__Task description__. Write out the records that appear below, verbatim and complete, but without pictures.

__Collected data__.

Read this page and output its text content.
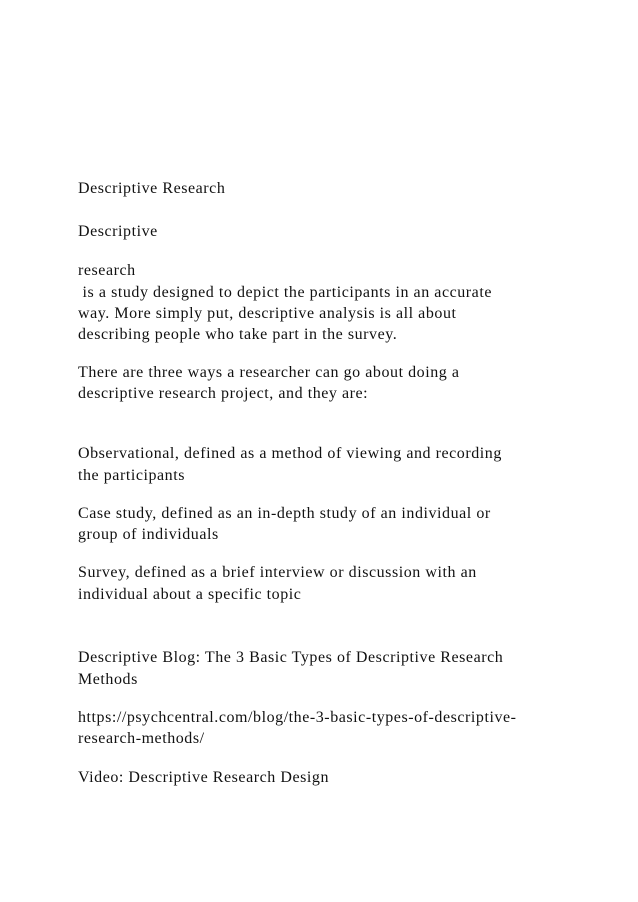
Descriptive Research

Descriptive

research

is a study designed to depict the participants in an accurate

way. More simply put, descriptive analysis is all about

describing people who take part in the survey.

There are three ways a researcher can go about doing a

descriptive research project, and they are:

Observational, defined as a method of viewing and recording

the participants

Case study, defined as an in-depth study of an individual or

group of individuals

Survey, defined as a brief interview or discussion with an

individual about a specific topic

Descriptive Blog: The 3 Basic Types of Descriptive Research

Methods

https://psychcentral.com/blog/the-3-basic-types-of-descriptive-

research-methods/

Video: Descriptive Research Design
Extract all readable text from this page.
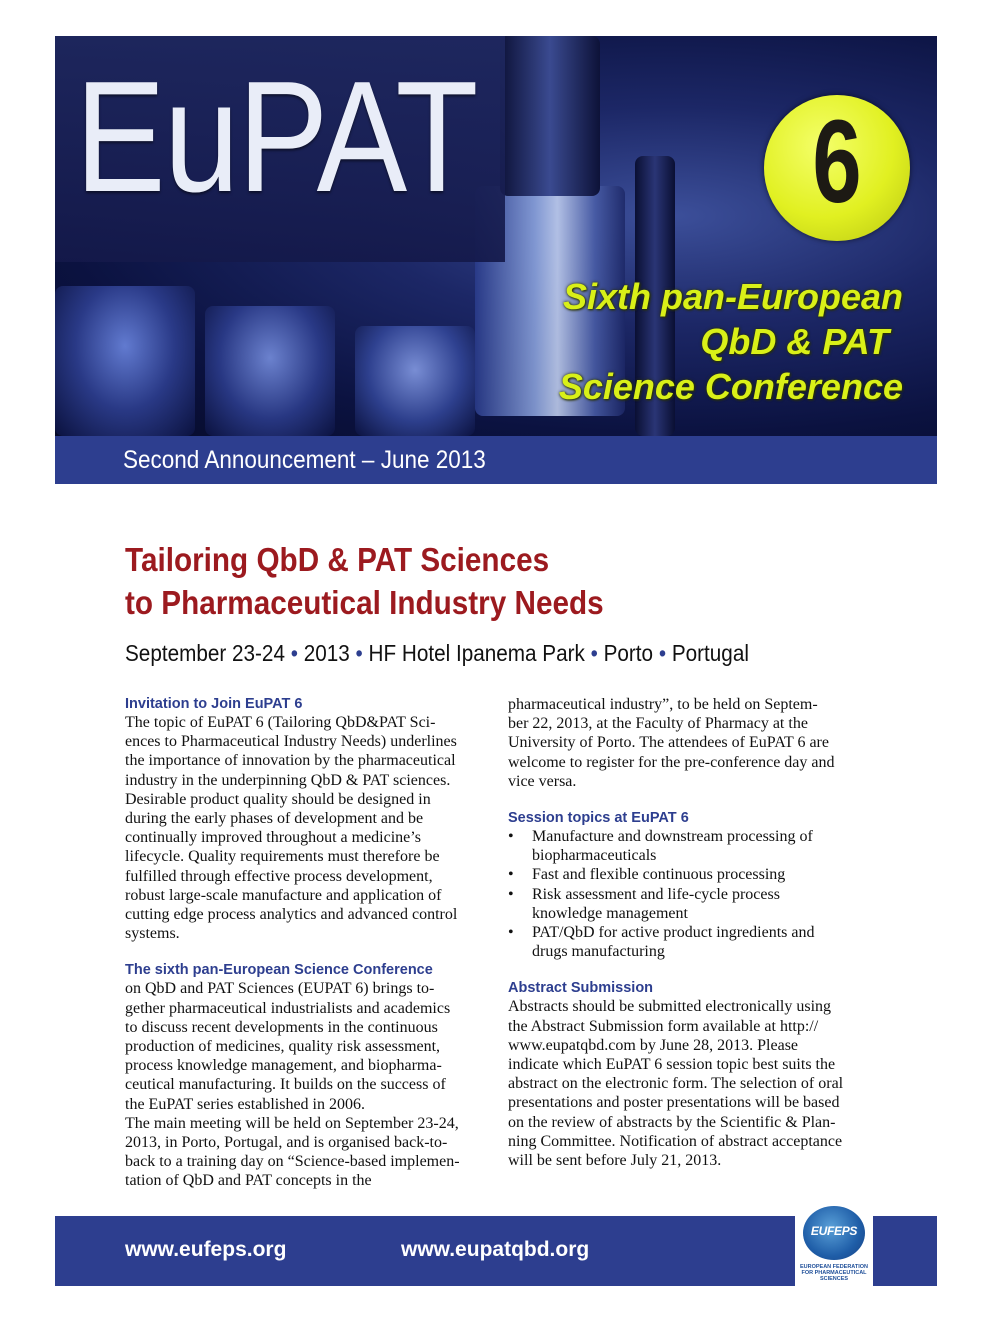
EuPAT	6
Sixth pan-European
QbD & PAT
Science Conference
Second Announcement – June 2013
Tailoring QbD & PAT Sciences
to Pharmaceutical Industry Needs
September 23-24 • 2013 • HF Hotel Ipanema Park • Porto • Portugal
Invitation to Join EuPAT 6

The topic of EuPAT 6 (Tailoring QbD&PAT Sci-
ences to Pharmaceutical Industry Needs) underlines
the importance of innovation by the pharmaceutical
industry in the underpinning QbD & PAT sciences.
Desirable product quality should be designed in
during the early phases of development and be
continually improved throughout a medicine’s
lifecycle. Quality requirements must therefore be
fulfilled through effective process development,
robust large-scale manufacture and application of
cutting edge process analytics and advanced control
systems.

The sixth pan-European Science Conference

on QbD and PAT Sciences (EUPAT 6) brings to-
gether pharmaceutical industrialists and academics
to discuss recent developments in the continuous
production of medicines, quality risk assessment,
process knowledge management, and biopharma-
ceutical manufacturing. It builds on the success of
the EuPAT series established in 2006.
The main meeting will be held on September 23-24,
2013, in Porto, Portugal, and is organised back-to-
back to a training day on “Science-based implemen-
tation of QbD and PAT concepts in the

pharmaceutical industry”, to be held on Septem-
ber 22, 2013, at the Faculty of Pharmacy at the
University of Porto. The attendees of EuPAT 6 are
welcome to register for the pre-conference day and
vice versa.

Session topics at EuPAT 6
• Manufacture and downstream processing of
biopharmaceuticals
• Fast and flexible continuous processing
• Risk assessment and life-cycle process
knowledge management
• PAT/QbD for active product ingredients and
drugs manufacturing
Abstract Submission

Abstracts should be submitted electronically using
the Abstract Submission form available at http://
www.eupatqbd.com by June 28, 2013. Please
indicate which EuPAT 6 session topic best suits the
abstract on the electronic form. The selection of oral
presentations and poster presentations will be based
on the review of abstracts by the Scientific & Plan-
ning Committee. Notification of abstract acceptance
will be sent before July 21, 2013.

www.eufeps.org	www.eupatqbd.org
EUFEPS
EUROPEAN FEDERATION
FOR PHARMACEUTICAL
SCIENCES
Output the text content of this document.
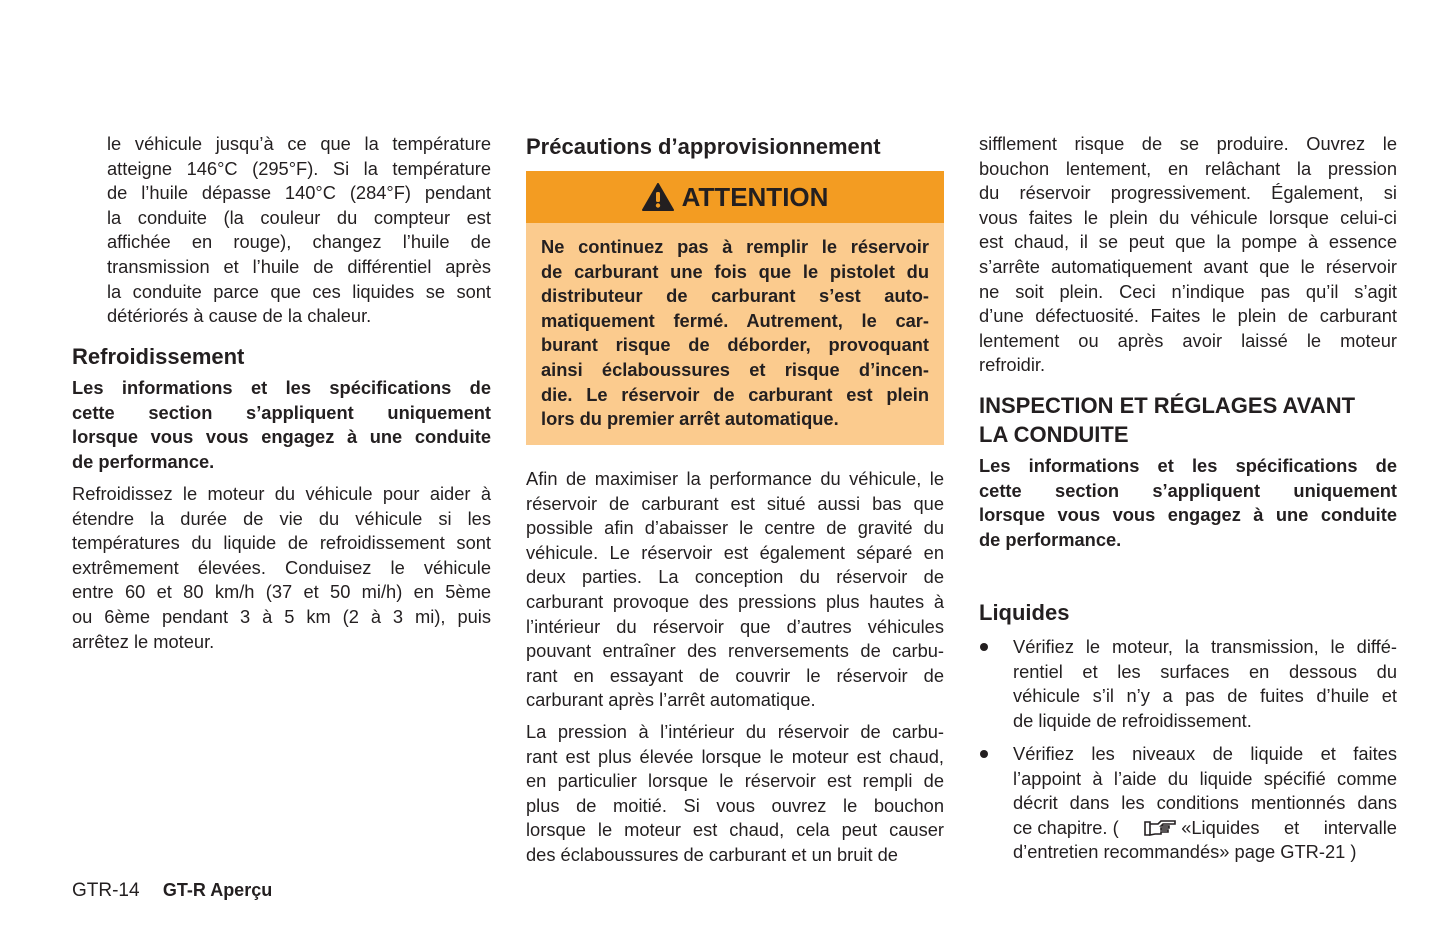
le véhicule jusqu’à ce que la température
atteigne 146°C (295°F). Si la température
de l’huile dépasse 140°C (284°F) pendant
la conduite (la couleur du compteur est
affichée en rouge), changez l’huile de
transmission et l’huile de différentiel après
la conduite parce que ces liquides se sont
détériorés à cause de la chaleur.
Refroidissement
Les informations et les spécifications de
cette section s’appliquent uniquement
lorsque vous vous engagez à une conduite
de performance.
Refroidissez le moteur du véhicule pour aider à
étendre la durée de vie du véhicule si les
températures du liquide de refroidissement sont
extrêmement élevées. Conduisez le véhicule
entre 60 et 80 km/h (37 et 50 mi/h) en 5ème
ou 6ème pendant 3 à 5 km (2 à 3 mi), puis
arrêtez le moteur.
Précautions d’approvisionnement
ATTENTION
Ne continuez pas à remplir le réservoir
de carburant une fois que le pistolet du
distributeur de carburant s’est auto-
matiquement fermé. Autrement, le car-
burant risque de déborder, provoquant
ainsi éclaboussures et risque d’incen-
die. Le réservoir de carburant est plein
lors du premier arrêt automatique.
Afin de maximiser la performance du véhicule, le
réservoir de carburant est situé aussi bas que
possible afin d’abaisser le centre de gravité du
véhicule. Le réservoir est également séparé en
deux parties. La conception du réservoir de
carburant provoque des pressions plus hautes à
l’intérieur du réservoir que d’autres véhicules
pouvant entraîner des renversements de carbu-
rant en essayant de couvrir le réservoir de
carburant après l’arrêt automatique.
La pression à l’intérieur du réservoir de carbu-
rant est plus élevée lorsque le moteur est chaud,
en particulier lorsque le réservoir est rempli de
plus de moitié. Si vous ouvrez le bouchon
lorsque le moteur est chaud, cela peut causer
des éclaboussures de carburant et un bruit de
sifflement risque de se produire. Ouvrez le
bouchon lentement, en relâchant la pression
du réservoir progressivement. Également, si
vous faites le plein du véhicule lorsque celui-ci
est chaud, il se peut que la pompe à essence
s’arrête automatiquement avant que le réservoir
ne soit plein. Ceci n’indique pas qu’il s’agit
d’une défectuosité. Faites le plein de carburant
lentement ou après avoir laissé le moteur
refroidir.
INSPECTION ET RÉGLAGES AVANT
LA CONDUITE
Les informations et les spécifications de
cette section s’appliquent uniquement
lorsque vous vous engagez à une conduite
de performance.
Liquides
Vérifiez le moteur, la transmission, le diffé-
rentiel et les surfaces en dessous du
véhicule s’il n’y a pas de fuites d’huile et
de liquide de refroidissement.
Vérifiez les niveaux de liquide et faites
l’appoint à l’aide du liquide spécifié comme
décrit dans les conditions mentionnés dans
ce chapitre. (	«Liquides et intervalle
d’entretien recommandés» page GTR-21 )
GTR-14 GT-R Aperçu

__Expected output__.
Read this page and output its text content.
Descriptive Research

Descriptive

research

is a study designed to depict the participants in an accurate

way. More simply put, descriptive analysis is all about

describing people who take part in the survey.

There are three ways a researcher can go about doing a

descriptive research project, and they are:

Observational, defined as a method of viewing and recording

the participants

Case study, defined as an in-depth study of an individual or

group of individuals

Survey, defined as a brief interview or discussion with an

individual about a specific topic

Descriptive Blog: The 3 Basic Types of Descriptive Research

Methods

https://psychcentral.com/blog/the-3-basic-types-of-descriptive-

research-methods/

Video: Descriptive Research Design
Extract all readable text from this page.
EuPAT	6
Sixth pan-European
QbD & PAT
Science Conference
Second Announcement – June 2013
Tailoring QbD & PAT Sciences
to Pharmaceutical Industry Needs
September 23-24 • 2013 • HF Hotel Ipanema Park • Porto • Portugal
Invitation to Join EuPAT 6

The topic of EuPAT 6 (Tailoring QbD&PAT Sci-
ences to Pharmaceutical Industry Needs) underlines
the importance of innovation by the pharmaceutical
industry in the underpinning QbD & PAT sciences.
Desirable product quality should be designed in
during the early phases of development and be
continually improved throughout a medicine’s
lifecycle. Quality requirements must therefore be
fulfilled through effective process development,
robust large-scale manufacture and application of
cutting edge process analytics and advanced control
systems.

The sixth pan-European Science Conference

on QbD and PAT Sciences (EUPAT 6) brings to-
gether pharmaceutical industrialists and academics
to discuss recent developments in the continuous
production of medicines, quality risk assessment,
process knowledge management, and biopharma-
ceutical manufacturing. It builds on the success of
the EuPAT series established in 2006.
The main meeting will be held on September 23-24,
2013, in Porto, Portugal, and is organised back-to-
back to a training day on “Science-based implemen-
tation of QbD and PAT concepts in the

pharmaceutical industry”, to be held on Septem-
ber 22, 2013, at the Faculty of Pharmacy at the
University of Porto. The attendees of EuPAT 6 are
welcome to register for the pre-conference day and
vice versa.

Session topics at EuPAT 6
• Manufacture and downstream processing of
biopharmaceuticals
• Fast and flexible continuous processing
• Risk assessment and life-cycle process
knowledge management
• PAT/QbD for active product ingredients and
drugs manufacturing
Abstract Submission

Abstracts should be submitted electronically using
the Abstract Submission form available at http://
www.eupatqbd.com by June 28, 2013. Please
indicate which EuPAT 6 session topic best suits the
abstract on the electronic form. The selection of oral
presentations and poster presentations will be based
on the review of abstracts by the Scientific & Plan-
ning Committee. Notification of abstract acceptance
will be sent before July 21, 2013.

www.eufeps.org	www.eupatqbd.org
EUFEPS
EUROPEAN FEDERATION
FOR PHARMACEUTICAL
SCIENCES
Output the text content of this document.
le véhicule jusqu’à ce que la température
atteigne 146°C (295°F). Si la température
de l’huile dépasse 140°C (284°F) pendant
la conduite (la couleur du compteur est
affichée en rouge), changez l’huile de
transmission et l’huile de différentiel après
la conduite parce que ces liquides se sont
détériorés à cause de la chaleur.
Refroidissement
Les informations et les spécifications de
cette section s’appliquent uniquement
lorsque vous vous engagez à une conduite
de performance.
Refroidissez le moteur du véhicule pour aider à
étendre la durée de vie du véhicule si les
températures du liquide de refroidissement sont
extrêmement élevées. Conduisez le véhicule
entre 60 et 80 km/h (37 et 50 mi/h) en 5ème
ou 6ème pendant 3 à 5 km (2 à 3 mi), puis
arrêtez le moteur.
Précautions d’approvisionnement
ATTENTION
Ne continuez pas à remplir le réservoir
de carburant une fois que le pistolet du
distributeur de carburant s’est auto-
matiquement fermé. Autrement, le car-
burant risque de déborder, provoquant
ainsi éclaboussures et risque d’incen-
die. Le réservoir de carburant est plein
lors du premier arrêt automatique.
Afin de maximiser la performance du véhicule, le
réservoir de carburant est situé aussi bas que
possible afin d’abaisser le centre de gravité du
véhicule. Le réservoir est également séparé en
deux parties. La conception du réservoir de
carburant provoque des pressions plus hautes à
l’intérieur du réservoir que d’autres véhicules
pouvant entraîner des renversements de carbu-
rant en essayant de couvrir le réservoir de
carburant après l’arrêt automatique.
La pression à l’intérieur du réservoir de carbu-
rant est plus élevée lorsque le moteur est chaud,
en particulier lorsque le réservoir est rempli de
plus de moitié. Si vous ouvrez le bouchon
lorsque le moteur est chaud, cela peut causer
des éclaboussures de carburant et un bruit de
sifflement risque de se produire. Ouvrez le
bouchon lentement, en relâchant la pression
du réservoir progressivement. Également, si
vous faites le plein du véhicule lorsque celui-ci
est chaud, il se peut que la pompe à essence
s’arrête automatiquement avant que le réservoir
ne soit plein. Ceci n’indique pas qu’il s’agit
d’une défectuosité. Faites le plein de carburant
lentement ou après avoir laissé le moteur
refroidir.
INSPECTION ET RÉGLAGES AVANT
LA CONDUITE
Les informations et les spécifications de
cette section s’appliquent uniquement
lorsque vous vous engagez à une conduite
de performance.
Liquides
Vérifiez le moteur, la transmission, le diffé-
rentiel et les surfaces en dessous du
véhicule s’il n’y a pas de fuites d’huile et
de liquide de refroidissement.
Vérifiez les niveaux de liquide et faites
l’appoint à l’aide du liquide spécifié comme
décrit dans les conditions mentionnés dans
ce chapitre. (	«Liquides et intervalle
d’entretien recommandés» page GTR-21 )
GTR-14 GT-R Aperçu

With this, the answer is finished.